§ **Your objective**: Print all of the lines exactly. Any picture among them stays out.

§ **Extracted material**:

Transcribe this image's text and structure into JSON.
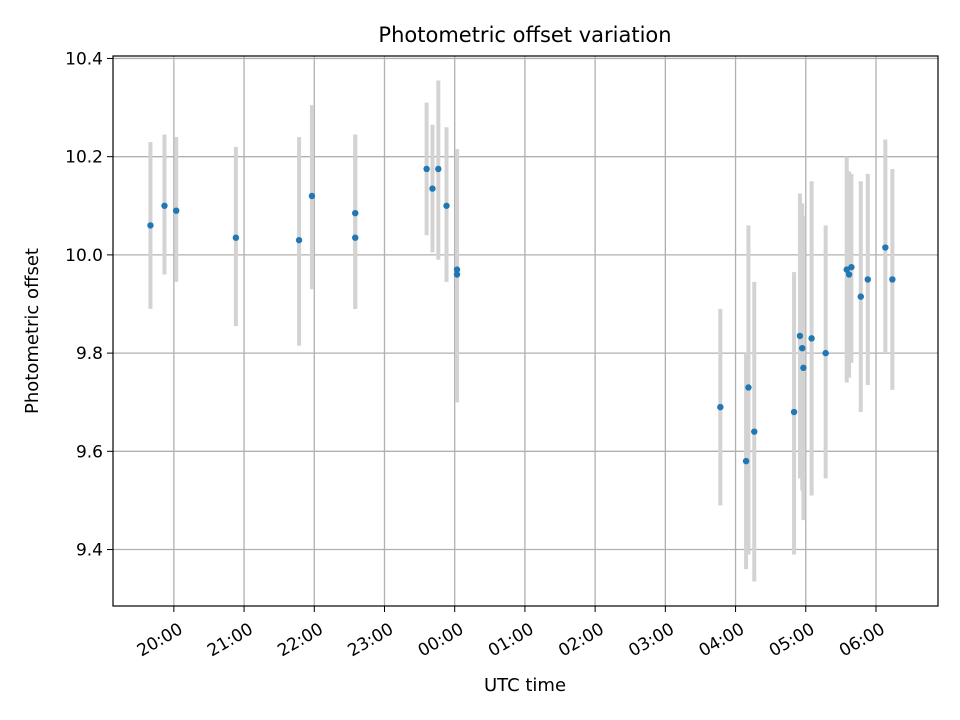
{
  "chart_data": {
    "type": "scatter",
    "title": "Photometric offset variation",
    "xlabel": "UTC time",
    "ylabel": "Photometric offset",
    "xlim": [
      "19:08",
      "06:53"
    ],
    "ylim": [
      9.285,
      10.405
    ],
    "x_ticks": [
      "20:00",
      "21:00",
      "22:00",
      "23:00",
      "00:00",
      "01:00",
      "02:00",
      "03:00",
      "04:00",
      "05:00",
      "06:00"
    ],
    "y_ticks": [
      "9.4",
      "9.6",
      "9.8",
      "10.0",
      "10.2",
      "10.4"
    ],
    "grid": true,
    "point_color": "#1f77b4",
    "errorbar_color": "#d3d3d3",
    "points": [
      {
        "x": "19:40",
        "y": 10.06,
        "ylow": 9.89,
        "yhigh": 10.23
      },
      {
        "x": "19:52",
        "y": 10.1,
        "ylow": 9.96,
        "yhigh": 10.245
      },
      {
        "x": "20:02",
        "y": 10.09,
        "ylow": 9.945,
        "yhigh": 10.24
      },
      {
        "x": "20:53",
        "y": 10.035,
        "ylow": 9.855,
        "yhigh": 10.22
      },
      {
        "x": "21:47",
        "y": 10.03,
        "ylow": 9.815,
        "yhigh": 10.24
      },
      {
        "x": "21:58",
        "y": 10.12,
        "ylow": 9.93,
        "yhigh": 10.305
      },
      {
        "x": "22:35",
        "y": 10.085,
        "ylow": 9.89,
        "yhigh": 10.245
      },
      {
        "x": "22:35",
        "y": 10.035,
        "ylow": 9.89,
        "yhigh": 10.245
      },
      {
        "x": "23:36",
        "y": 10.175,
        "ylow": 10.04,
        "yhigh": 10.31
      },
      {
        "x": "23:41",
        "y": 10.135,
        "ylow": 10.005,
        "yhigh": 10.265
      },
      {
        "x": "23:46",
        "y": 10.175,
        "ylow": 9.99,
        "yhigh": 10.355
      },
      {
        "x": "23:53",
        "y": 10.1,
        "ylow": 9.945,
        "yhigh": 10.26
      },
      {
        "x": "00:02",
        "y": 9.97,
        "ylow": 9.7,
        "yhigh": 10.215
      },
      {
        "x": "00:02",
        "y": 9.96,
        "ylow": 9.7,
        "yhigh": 10.215
      },
      {
        "x": "03:47",
        "y": 9.69,
        "ylow": 9.49,
        "yhigh": 9.89
      },
      {
        "x": "04:09",
        "y": 9.58,
        "ylow": 9.36,
        "yhigh": 9.8
      },
      {
        "x": "04:11",
        "y": 9.73,
        "ylow": 9.39,
        "yhigh": 10.06
      },
      {
        "x": "04:16",
        "y": 9.64,
        "ylow": 9.335,
        "yhigh": 9.945
      },
      {
        "x": "04:50",
        "y": 9.68,
        "ylow": 9.39,
        "yhigh": 9.965
      },
      {
        "x": "04:55",
        "y": 9.835,
        "ylow": 9.545,
        "yhigh": 10.125
      },
      {
        "x": "04:57",
        "y": 9.81,
        "ylow": 9.52,
        "yhigh": 10.105
      },
      {
        "x": "04:58",
        "y": 9.77,
        "ylow": 9.46,
        "yhigh": 10.08
      },
      {
        "x": "05:05",
        "y": 9.83,
        "ylow": 9.51,
        "yhigh": 10.15
      },
      {
        "x": "05:17",
        "y": 9.8,
        "ylow": 9.545,
        "yhigh": 10.06
      },
      {
        "x": "05:35",
        "y": 9.97,
        "ylow": 9.74,
        "yhigh": 10.2
      },
      {
        "x": "05:37",
        "y": 9.96,
        "ylow": 9.75,
        "yhigh": 10.17
      },
      {
        "x": "05:39",
        "y": 9.975,
        "ylow": 9.78,
        "yhigh": 10.165
      },
      {
        "x": "05:47",
        "y": 9.915,
        "ylow": 9.68,
        "yhigh": 10.15
      },
      {
        "x": "05:53",
        "y": 9.95,
        "ylow": 9.735,
        "yhigh": 10.165
      },
      {
        "x": "06:08",
        "y": 10.015,
        "ylow": 9.8,
        "yhigh": 10.235
      },
      {
        "x": "06:14",
        "y": 9.95,
        "ylow": 9.725,
        "yhigh": 10.175
      }
    ]
  }
}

§ **The reply**:
Transcribe this image's text and structure into JSON.
{
  "chart_data": {
    "type": "scatter",
    "title": "Photometric offset variation",
    "xlabel": "UTC time",
    "ylabel": "Photometric offset",
    "xlim": [
      "19:08",
      "06:53"
    ],
    "ylim": [
      9.285,
      10.405
    ],
    "x_ticks": [
      "20:00",
      "21:00",
      "22:00",
      "23:00",
      "00:00",
      "01:00",
      "02:00",
      "03:00",
      "04:00",
      "05:00",
      "06:00"
    ],
    "y_ticks": [
      "9.4",
      "9.6",
      "9.8",
      "10.0",
      "10.2",
      "10.4"
    ],
    "grid": true,
    "point_color": "#1f77b4",
    "errorbar_color": "#d3d3d3",
    "points": [
      {
        "x": "19:40",
        "y": 10.06,
        "ylow": 9.89,
        "yhigh": 10.23
      },
      {
        "x": "19:52",
        "y": 10.1,
        "ylow": 9.96,
        "yhigh": 10.245
      },
      {
        "x": "20:02",
        "y": 10.09,
        "ylow": 9.945,
        "yhigh": 10.24
      },
      {
        "x": "20:53",
        "y": 10.035,
        "ylow": 9.855,
        "yhigh": 10.22
      },
      {
        "x": "21:47",
        "y": 10.03,
        "ylow": 9.815,
        "yhigh": 10.24
      },
      {
        "x": "21:58",
        "y": 10.12,
        "ylow": 9.93,
        "yhigh": 10.305
      },
      {
        "x": "22:35",
        "y": 10.085,
        "ylow": 9.89,
        "yhigh": 10.245
      },
      {
        "x": "22:35",
        "y": 10.035,
        "ylow": 9.89,
        "yhigh": 10.245
      },
      {
        "x": "23:36",
        "y": 10.175,
        "ylow": 10.04,
        "yhigh": 10.31
      },
      {
        "x": "23:41",
        "y": 10.135,
        "ylow": 10.005,
        "yhigh": 10.265
      },
      {
        "x": "23:46",
        "y": 10.175,
        "ylow": 9.99,
        "yhigh": 10.355
      },
      {
        "x": "23:53",
        "y": 10.1,
        "ylow": 9.945,
        "yhigh": 10.26
      },
      {
        "x": "00:02",
        "y": 9.97,
        "ylow": 9.7,
        "yhigh": 10.215
      },
      {
        "x": "00:02",
        "y": 9.96,
        "ylow": 9.7,
        "yhigh": 10.215
      },
      {
        "x": "03:47",
        "y": 9.69,
        "ylow": 9.49,
        "yhigh": 9.89
      },
      {
        "x": "04:09",
        "y": 9.58,
        "ylow": 9.36,
        "yhigh": 9.8
      },
      {
        "x": "04:11",
        "y": 9.73,
        "ylow": 9.39,
        "yhigh": 10.06
      },
      {
        "x": "04:16",
        "y": 9.64,
        "ylow": 9.335,
        "yhigh": 9.945
      },
      {
        "x": "04:50",
        "y": 9.68,
        "ylow": 9.39,
        "yhigh": 9.965
      },
      {
        "x": "04:55",
        "y": 9.835,
        "ylow": 9.545,
        "yhigh": 10.125
      },
      {
        "x": "04:57",
        "y": 9.81,
        "ylow": 9.52,
        "yhigh": 10.105
      },
      {
        "x": "04:58",
        "y": 9.77,
        "ylow": 9.46,
        "yhigh": 10.08
      },
      {
        "x": "05:05",
        "y": 9.83,
        "ylow": 9.51,
        "yhigh": 10.15
      },
      {
        "x": "05:17",
        "y": 9.8,
        "ylow": 9.545,
        "yhigh": 10.06
      },
      {
        "x": "05:35",
        "y": 9.97,
        "ylow": 9.74,
        "yhigh": 10.2
      },
      {
        "x": "05:37",
        "y": 9.96,
        "ylow": 9.75,
        "yhigh": 10.17
      },
      {
        "x": "05:39",
        "y": 9.975,
        "ylow": 9.78,
        "yhigh": 10.165
      },
      {
        "x": "05:47",
        "y": 9.915,
        "ylow": 9.68,
        "yhigh": 10.15
      },
      {
        "x": "05:53",
        "y": 9.95,
        "ylow": 9.735,
        "yhigh": 10.165
      },
      {
        "x": "06:08",
        "y": 10.015,
        "ylow": 9.8,
        "yhigh": 10.235
      },
      {
        "x": "06:14",
        "y": 9.95,
        "ylow": 9.725,
        "yhigh": 10.175
      }
    ]
  }
}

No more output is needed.